▶ [OBJECTIVE 1] In the entries below, edit the lines starting at the one containing "432, 113, 456]" and ending at the one containing "727, 160, 751]" by replacing "chevron-down-icon" with "arrow-down-icon", changing nothing else, and give back only those lines.

[Start of GIVEN TEXT]

Let's see some practical examples of DAGs, gradients, and detachment in deep learning contexts:

In [None]:
# Example 1: Simple neural network forward pass with gradient tracking
print("=== Example 1: Neural Network Forward Pass ===")

# Simulate a simple linear layer: y = Wx + b
W = torch.randn(3, 2, requires_grad=True)  # Weight matrix
b = torch.randn(3, requires_grad=True)     # Bias vector
x = torch.randn(5, 2)                      # Input batch (5 samples, 2 features)

print(f"W shape: {W.shape}, requires_grad: {W.requires_grad}")
print(f"b shape: {b.shape}, requires_grad: {b.requires_grad}")
print(f"x shape: {x.shape}, requires_grad: {x.requires_grad}")

# Forward pass
y = torch.matmul(x, W.T) + b  # Linear transformation
print(f"y shape: {y.shape}, requires_grad: {y.requires_grad}")
print(f"y.grad_fn: {y.grad_fn}")

# Apply activation function
z = torch.relu(y)
print(f"z (after ReLU): {z.shape}, requires_grad: {z.requires_grad}")
print(f"z.grad_fn: {z.grad_fn}")

# Compute loss (mean squared error with target)
target = torch.randn(5, 3)
loss = torch.mean((z - target) ** 2)
print(f"loss: {loss.item():.4f}, requires_grad: {loss.requires_grad}")
print(f"loss.grad_fn: {loss.grad_fn}")

print("\n=== Example 2: Training Step with Gradients ===")

# Compute gradients
loss.backward()

print(f"W.grad shape: {W.grad.shape}")
print(f"W.grad:\n{W.grad}")
print(f"b.grad shape: {b.grad.shape}")
print(f"b.grad: {b.grad}")

# Simulate optimizer step (gradient descent)
learning_rate = 0.01
with torch.no_grad():  # Disable gradient tracking for parameter updates
    W -= learning_rate * W.grad
    b -= learning_rate * b.grad

print("Parameters updated with gradient descent")

# Clear gradients for next iteration
W.grad.zero_()
b.grad.zero_()
print("Gradients cleared for next iteration")

## Summary

### Key Concepts Covered:

#### Computation Graph (DAG):
- **DAG Structure**: PyTorch builds a Directed Acyclic Graph to track operations
- **Node Types**: Leaf tensors (created by user) vs intermediate tensors (computed)

[End of GIVEN TEXT]
[Start of RECORDS SUPPLIED]

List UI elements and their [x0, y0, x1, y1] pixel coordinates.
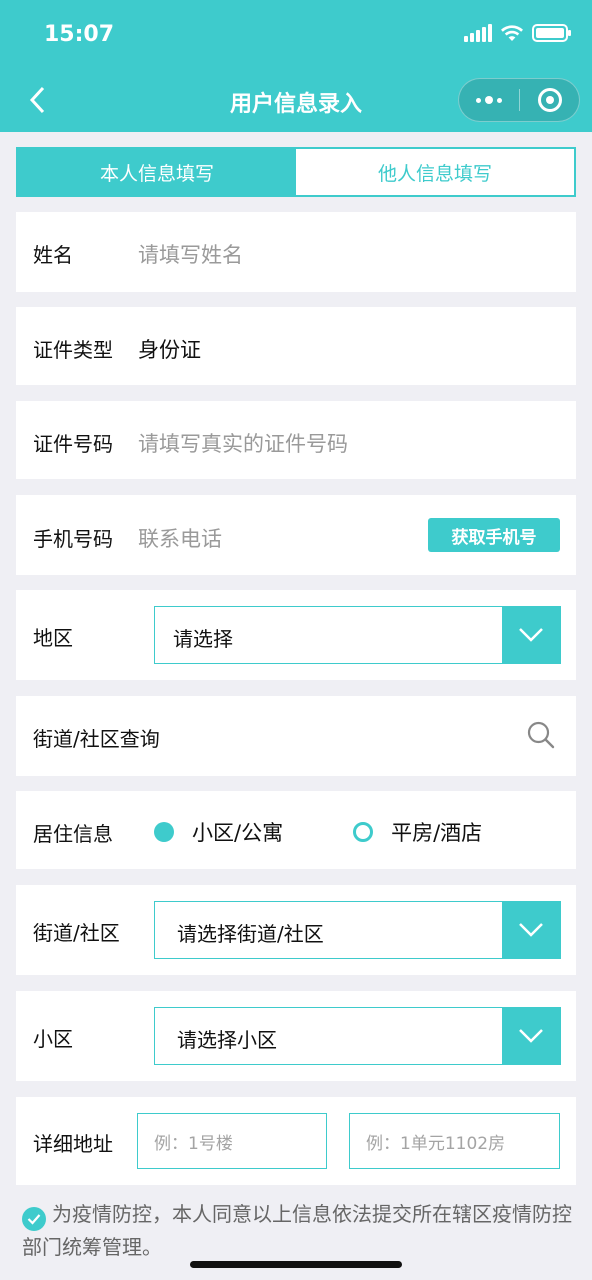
id-number-label: 证件号码	[33, 432, 113, 456]
residence-label: 居住信息	[33, 822, 113, 846]
chevron-down-icon	[519, 1029, 543, 1043]
chevron-down-icon	[519, 628, 543, 642]
nav-bar: 用户信息录入	[0, 70, 592, 132]
radio-unchecked-icon	[353, 822, 374, 842]
residence-option-apartment[interactable]: 小区/公寓	[154, 817, 283, 847]
street-row: 街道/社区 请选择街道/社区	[16, 885, 576, 975]
consent-checkbox[interactable]	[22, 1207, 46, 1231]
region-select-value: 请选择	[173, 627, 233, 651]
get-phone-button[interactable]: 获取手机号	[428, 518, 560, 552]
more-dot-icon	[485, 96, 493, 104]
target-icon	[537, 88, 562, 112]
miniprogram-capsule	[458, 78, 580, 122]
unit-input[interactable]: 例：1单元1102房	[349, 1113, 560, 1169]
street-search-label: 街道/社区查询	[33, 727, 160, 751]
community-dropdown-button[interactable]	[502, 1008, 560, 1064]
residence-option-bungalow[interactable]: 平房/酒店	[353, 817, 482, 847]
residence-option-label: 平房/酒店	[391, 821, 483, 845]
tab-self-info[interactable]: 本人信息填写	[18, 149, 296, 195]
consent-notice: 为疫情防控，本人同意以上信息依法提交所在辖区疫情防控部门统筹管理。	[22, 1198, 572, 1263]
street-search-row[interactable]: 街道/社区查询	[16, 696, 576, 776]
id-type-row: 证件类型 身份证	[16, 307, 576, 385]
community-select-value: 请选择小区	[177, 1028, 277, 1052]
tab-others-info[interactable]: 他人信息填写	[296, 149, 574, 195]
community-select[interactable]: 请选择小区	[154, 1007, 561, 1065]
address-label: 详细地址	[33, 1132, 113, 1156]
search-icon[interactable]	[526, 720, 556, 750]
name-input[interactable]: 请填写姓名	[138, 239, 243, 269]
phone-input[interactable]: 联系电话	[138, 523, 222, 553]
more-button[interactable]	[459, 79, 519, 121]
name-label: 姓名	[33, 243, 73, 267]
id-number-row: 证件号码 请填写真实的证件号码	[16, 401, 576, 479]
radio-checked-icon	[154, 822, 174, 842]
region-label: 地区	[33, 626, 73, 650]
chevron-down-icon	[519, 923, 543, 937]
region-dropdown-button[interactable]	[502, 607, 560, 663]
residence-row: 居住信息 小区/公寓 平房/酒店	[16, 791, 576, 869]
wifi-icon	[501, 25, 523, 41]
street-select[interactable]: 请选择街道/社区	[154, 901, 561, 959]
residence-radio-group: 小区/公寓 平房/酒店	[154, 817, 482, 847]
status-bar: 15:07	[0, 0, 592, 70]
consent-text: 为疫情防控，本人同意以上信息依法提交所在辖区疫情防控部门统筹管理。	[22, 1202, 572, 1259]
region-row: 地区 请选择	[16, 590, 576, 680]
phone-row: 手机号码 联系电话 获取手机号	[16, 495, 576, 575]
id-number-input[interactable]: 请填写真实的证件号码	[138, 428, 348, 458]
battery-icon	[532, 24, 571, 42]
building-input[interactable]: 例：1号楼	[137, 1113, 327, 1169]
more-dot-icon	[476, 97, 481, 103]
id-type-label: 证件类型	[33, 338, 113, 362]
phone-label: 手机号码	[33, 527, 113, 551]
close-miniprogram-button[interactable]	[520, 79, 579, 121]
status-icons	[464, 24, 571, 42]
check-icon	[27, 1214, 41, 1225]
id-type-value[interactable]: 身份证	[138, 334, 201, 364]
residence-option-label: 小区/公寓	[192, 821, 284, 845]
community-row: 小区 请选择小区	[16, 991, 576, 1081]
status-time: 15:07	[44, 22, 115, 47]
street-select-value: 请选择街道/社区	[177, 922, 324, 946]
community-label: 小区	[33, 1027, 73, 1051]
signal-icon	[464, 24, 492, 42]
street-label: 街道/社区	[33, 921, 120, 945]
name-row: 姓名 请填写姓名	[16, 212, 576, 292]
more-dot-icon	[497, 97, 502, 103]
home-indicator	[190, 1261, 402, 1268]
address-row: 详细地址 例：1号楼 例：1单元1102房	[16, 1097, 576, 1185]
tab-bar: 本人信息填写 他人信息填写	[16, 147, 576, 197]
region-select[interactable]: 请选择	[154, 606, 561, 664]
street-dropdown-button[interactable]	[502, 902, 560, 958]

[End of RECORDS SUPPLIED]

▶ [OBJECTIVE 2] Please translate this sentence from the text on PyTorch gradients into Spanish: "Let's see some practical examples of DAGs, gradients, and detachment in deep learning contexts:"

▶ [WORKED SOLUTION 1]
id-number-label: 证件号码	[33, 432, 113, 456]
residence-label: 居住信息	[33, 822, 113, 846]
arrow-down-icon	[519, 1029, 543, 1043]
arrow-down-icon	[519, 628, 543, 642]
nav-bar: 用户信息录入	[0, 70, 592, 132]
radio-unchecked-icon	[353, 822, 374, 842]
residence-option-apartment[interactable]: 小区/公寓	[154, 817, 283, 847]
street-row: 街道/社区 请选择街道/社区	[16, 885, 576, 975]
consent-checkbox[interactable]	[22, 1207, 46, 1231]
region-select-value: 请选择	[173, 627, 233, 651]
get-phone-button[interactable]: 获取手机号	[428, 518, 560, 552]
more-dot-icon	[485, 96, 493, 104]
target-icon	[537, 88, 562, 112]
miniprogram-capsule	[458, 78, 580, 122]
unit-input[interactable]: 例：1单元1102房	[349, 1113, 560, 1169]
street-search-label: 街道/社区查询	[33, 727, 160, 751]

▶ [WORKED SOLUTION 2] Veamos algunos ejemplos prácticos de DAG, gradientes y desacoplamiento en contextos de aprendizaje profundo: